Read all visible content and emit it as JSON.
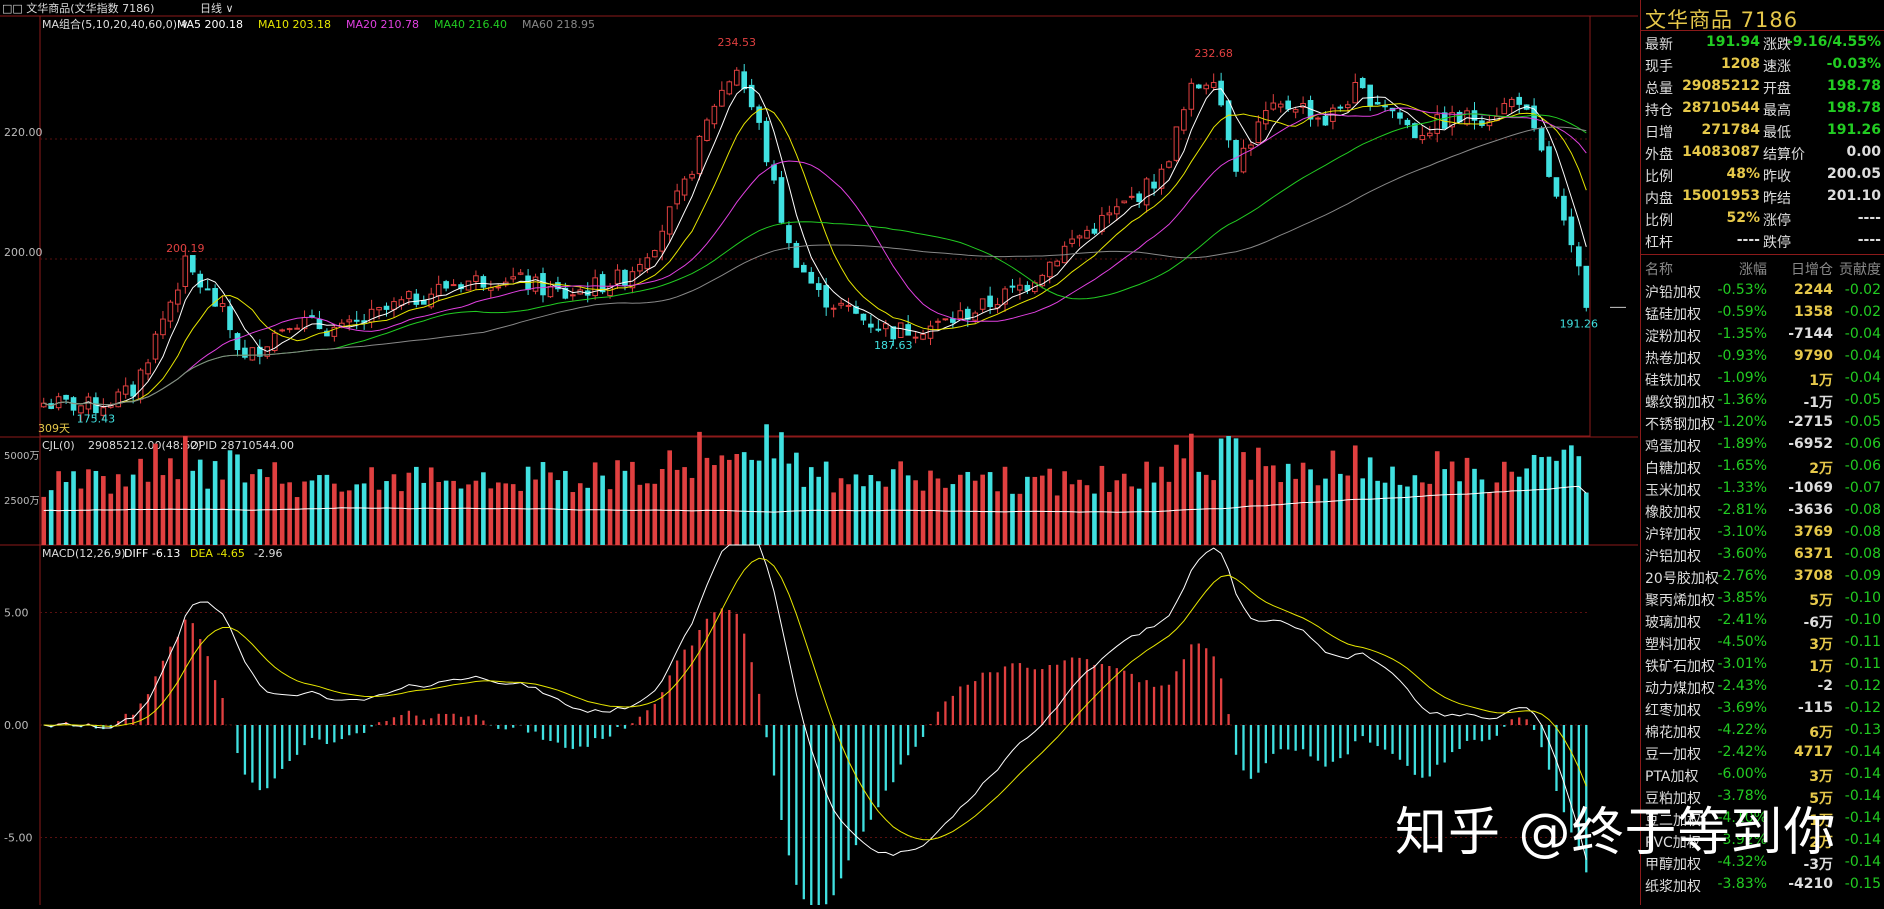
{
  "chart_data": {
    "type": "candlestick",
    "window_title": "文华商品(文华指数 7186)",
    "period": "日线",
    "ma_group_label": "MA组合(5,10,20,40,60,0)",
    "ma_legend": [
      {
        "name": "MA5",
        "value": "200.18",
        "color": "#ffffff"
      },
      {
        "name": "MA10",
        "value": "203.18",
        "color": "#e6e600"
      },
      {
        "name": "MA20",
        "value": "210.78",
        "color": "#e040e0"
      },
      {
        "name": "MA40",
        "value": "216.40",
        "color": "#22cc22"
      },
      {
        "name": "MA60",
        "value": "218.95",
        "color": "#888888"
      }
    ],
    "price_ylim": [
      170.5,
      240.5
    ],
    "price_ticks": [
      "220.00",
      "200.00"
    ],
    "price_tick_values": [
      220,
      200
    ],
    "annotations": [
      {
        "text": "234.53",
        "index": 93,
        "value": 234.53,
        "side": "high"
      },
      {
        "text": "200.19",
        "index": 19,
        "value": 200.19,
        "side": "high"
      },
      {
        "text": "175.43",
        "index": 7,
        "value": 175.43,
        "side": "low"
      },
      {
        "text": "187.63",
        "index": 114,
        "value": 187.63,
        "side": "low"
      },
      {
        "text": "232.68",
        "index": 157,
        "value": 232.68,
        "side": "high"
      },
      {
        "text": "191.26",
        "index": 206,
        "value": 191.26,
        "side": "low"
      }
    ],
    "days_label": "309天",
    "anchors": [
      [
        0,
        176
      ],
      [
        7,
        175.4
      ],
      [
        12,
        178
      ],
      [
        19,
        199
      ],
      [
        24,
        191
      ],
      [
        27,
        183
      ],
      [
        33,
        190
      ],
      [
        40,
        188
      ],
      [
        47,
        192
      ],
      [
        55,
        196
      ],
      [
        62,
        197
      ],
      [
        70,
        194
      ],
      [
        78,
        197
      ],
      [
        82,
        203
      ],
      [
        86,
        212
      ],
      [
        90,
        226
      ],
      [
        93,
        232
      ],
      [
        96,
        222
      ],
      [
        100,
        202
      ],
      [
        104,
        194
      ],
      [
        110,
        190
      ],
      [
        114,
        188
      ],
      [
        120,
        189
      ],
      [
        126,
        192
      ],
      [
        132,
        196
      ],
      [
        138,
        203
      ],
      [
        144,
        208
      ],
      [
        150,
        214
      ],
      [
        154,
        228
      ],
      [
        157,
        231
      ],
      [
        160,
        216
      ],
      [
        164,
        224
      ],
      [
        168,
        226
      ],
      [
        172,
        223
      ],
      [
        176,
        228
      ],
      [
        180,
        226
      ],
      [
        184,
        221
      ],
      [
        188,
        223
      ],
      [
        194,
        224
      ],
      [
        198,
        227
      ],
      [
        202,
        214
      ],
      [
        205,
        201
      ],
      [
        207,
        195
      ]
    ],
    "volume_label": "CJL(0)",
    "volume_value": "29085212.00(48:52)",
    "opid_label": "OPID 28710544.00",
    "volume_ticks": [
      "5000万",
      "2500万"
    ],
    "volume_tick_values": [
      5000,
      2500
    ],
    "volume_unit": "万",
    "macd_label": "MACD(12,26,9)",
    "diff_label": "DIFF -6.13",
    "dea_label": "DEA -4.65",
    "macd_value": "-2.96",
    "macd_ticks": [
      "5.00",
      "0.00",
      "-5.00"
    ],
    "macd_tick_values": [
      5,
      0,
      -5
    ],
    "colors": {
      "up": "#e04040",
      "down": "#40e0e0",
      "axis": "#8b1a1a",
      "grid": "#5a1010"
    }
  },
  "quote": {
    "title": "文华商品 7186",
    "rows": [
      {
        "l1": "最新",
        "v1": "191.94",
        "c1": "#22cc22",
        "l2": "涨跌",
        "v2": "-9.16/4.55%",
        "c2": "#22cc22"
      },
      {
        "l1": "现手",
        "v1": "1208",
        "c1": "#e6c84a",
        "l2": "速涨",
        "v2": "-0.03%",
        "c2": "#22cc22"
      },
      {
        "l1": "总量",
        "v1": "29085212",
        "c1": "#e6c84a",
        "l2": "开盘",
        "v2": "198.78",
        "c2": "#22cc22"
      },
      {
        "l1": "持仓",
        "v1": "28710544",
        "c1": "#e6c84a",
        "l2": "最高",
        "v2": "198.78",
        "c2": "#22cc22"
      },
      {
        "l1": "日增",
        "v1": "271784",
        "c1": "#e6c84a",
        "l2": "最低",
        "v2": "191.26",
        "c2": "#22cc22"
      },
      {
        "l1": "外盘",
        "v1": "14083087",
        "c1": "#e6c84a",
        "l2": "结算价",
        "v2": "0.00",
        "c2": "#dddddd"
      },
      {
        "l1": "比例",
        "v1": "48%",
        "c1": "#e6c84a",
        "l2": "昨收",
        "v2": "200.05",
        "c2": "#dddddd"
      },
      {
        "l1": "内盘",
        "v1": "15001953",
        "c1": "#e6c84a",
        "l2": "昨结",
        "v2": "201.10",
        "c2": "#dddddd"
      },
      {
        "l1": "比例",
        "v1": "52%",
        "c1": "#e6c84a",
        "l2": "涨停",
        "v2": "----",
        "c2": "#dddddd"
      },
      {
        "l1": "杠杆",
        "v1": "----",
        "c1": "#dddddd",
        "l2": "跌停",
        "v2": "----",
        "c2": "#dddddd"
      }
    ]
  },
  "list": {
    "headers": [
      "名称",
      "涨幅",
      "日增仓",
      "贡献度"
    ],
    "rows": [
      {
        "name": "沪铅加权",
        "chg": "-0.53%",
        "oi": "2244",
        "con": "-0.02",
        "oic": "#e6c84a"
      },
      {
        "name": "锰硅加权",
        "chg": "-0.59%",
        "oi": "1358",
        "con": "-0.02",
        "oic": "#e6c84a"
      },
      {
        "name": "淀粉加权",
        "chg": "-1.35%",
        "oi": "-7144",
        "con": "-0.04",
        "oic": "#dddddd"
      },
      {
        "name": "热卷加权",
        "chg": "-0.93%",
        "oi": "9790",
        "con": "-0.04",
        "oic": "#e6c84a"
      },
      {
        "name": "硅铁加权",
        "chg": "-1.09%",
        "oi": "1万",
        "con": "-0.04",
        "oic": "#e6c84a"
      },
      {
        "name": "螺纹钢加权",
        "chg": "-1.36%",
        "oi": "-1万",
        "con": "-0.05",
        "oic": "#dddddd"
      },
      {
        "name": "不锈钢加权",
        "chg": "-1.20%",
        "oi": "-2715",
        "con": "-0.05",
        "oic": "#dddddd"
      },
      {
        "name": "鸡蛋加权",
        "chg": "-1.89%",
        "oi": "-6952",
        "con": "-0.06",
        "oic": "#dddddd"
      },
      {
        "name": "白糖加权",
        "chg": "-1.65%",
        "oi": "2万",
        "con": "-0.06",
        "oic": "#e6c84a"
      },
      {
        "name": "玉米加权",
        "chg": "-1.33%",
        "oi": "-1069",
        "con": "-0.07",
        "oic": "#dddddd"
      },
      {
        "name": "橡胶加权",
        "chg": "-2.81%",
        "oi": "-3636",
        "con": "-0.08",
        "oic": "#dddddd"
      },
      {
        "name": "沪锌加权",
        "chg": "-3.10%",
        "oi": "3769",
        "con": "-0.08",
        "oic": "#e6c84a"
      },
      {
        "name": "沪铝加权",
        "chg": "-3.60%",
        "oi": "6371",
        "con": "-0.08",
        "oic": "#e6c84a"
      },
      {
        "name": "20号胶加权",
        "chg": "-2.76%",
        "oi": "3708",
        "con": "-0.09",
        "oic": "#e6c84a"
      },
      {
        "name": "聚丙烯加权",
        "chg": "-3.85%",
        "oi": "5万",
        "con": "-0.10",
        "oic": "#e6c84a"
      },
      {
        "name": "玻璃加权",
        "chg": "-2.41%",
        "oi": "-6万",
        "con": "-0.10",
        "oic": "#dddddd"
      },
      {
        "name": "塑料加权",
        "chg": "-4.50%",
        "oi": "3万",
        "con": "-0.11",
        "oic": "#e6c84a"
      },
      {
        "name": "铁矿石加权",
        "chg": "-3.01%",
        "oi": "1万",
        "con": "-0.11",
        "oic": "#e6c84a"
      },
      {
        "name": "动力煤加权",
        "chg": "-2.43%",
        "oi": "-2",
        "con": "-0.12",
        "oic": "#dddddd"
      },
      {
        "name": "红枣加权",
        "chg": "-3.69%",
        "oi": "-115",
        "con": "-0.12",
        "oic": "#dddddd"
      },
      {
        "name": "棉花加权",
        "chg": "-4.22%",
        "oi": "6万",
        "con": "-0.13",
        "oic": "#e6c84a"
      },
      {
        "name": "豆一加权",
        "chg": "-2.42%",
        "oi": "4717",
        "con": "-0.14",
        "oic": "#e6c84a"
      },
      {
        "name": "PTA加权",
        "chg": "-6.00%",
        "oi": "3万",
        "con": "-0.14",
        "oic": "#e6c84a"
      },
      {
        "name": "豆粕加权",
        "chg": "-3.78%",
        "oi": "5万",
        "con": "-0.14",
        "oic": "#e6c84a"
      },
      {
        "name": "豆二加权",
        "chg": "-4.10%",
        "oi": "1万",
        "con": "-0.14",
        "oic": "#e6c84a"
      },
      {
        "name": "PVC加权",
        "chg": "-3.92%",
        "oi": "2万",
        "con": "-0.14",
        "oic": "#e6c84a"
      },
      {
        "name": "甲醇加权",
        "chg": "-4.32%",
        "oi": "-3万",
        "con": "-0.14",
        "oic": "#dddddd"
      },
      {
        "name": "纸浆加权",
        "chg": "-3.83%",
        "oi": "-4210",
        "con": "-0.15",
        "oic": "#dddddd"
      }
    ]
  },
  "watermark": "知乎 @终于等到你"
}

> Short task: Across the records, count the lines holding the string "文华商品". Give the number and stop.

> Worked answer: 2